◆ TO DO ◆
Your copy of the material must match it exactly, except that pictures are dropped.

(Stored data entries)
* begin *

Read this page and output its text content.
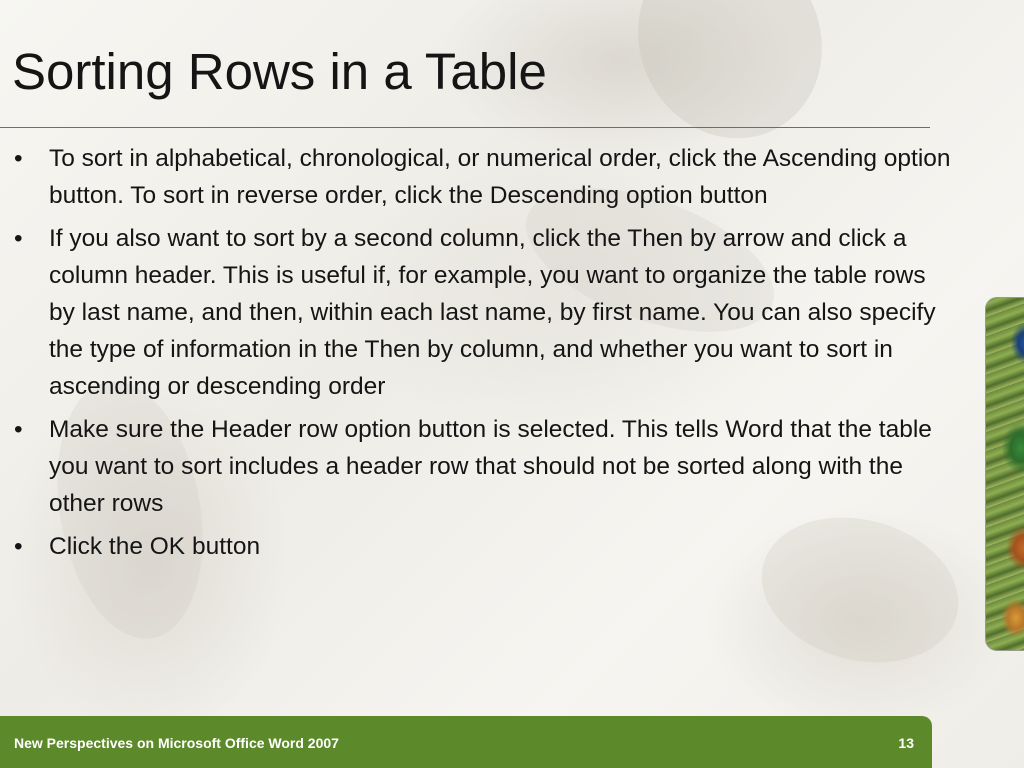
Sorting Rows in a Table
•	To sort in alphabetical, chronological, or numerical order, click the Ascending option button. To sort in reverse order, click the Descending option button
•	If you also want to sort by a second column, click the Then by arrow and click a column header. This is useful if, for example, you want to organize the table rows by last name, and then, within each last name, by first name. You can also specify the type of information in the Then by column, and whether you want to sort in ascending or descending order
•	Make sure the Header row option button is selected. This tells Word that the table you want to sort includes a header row that should not be sorted along with the other rows
•	Click the OK button
New Perspectives on Microsoft Office Word 2007	13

* end *

◆ OUTPUT OF THE TASK ◆
Read this page and output its text content.
Sorting Rows in a Table
•	To sort in alphabetical, chronological, or numerical order, click the Ascending option button. To sort in reverse order, click the Descending option button
•	If you also want to sort by a second column, click the Then by arrow and click a column header. This is useful if, for example, you want to organize the table rows by last name, and then, within each last name, by first name. You can also specify the type of information in the Then by column, and whether you want to sort in ascending or descending order
•	Make sure the Header row option button is selected. This tells Word that the table you want to sort includes a header row that should not be sorted along with the other rows
•	Click the OK button
New Perspectives on Microsoft Office Word 2007	13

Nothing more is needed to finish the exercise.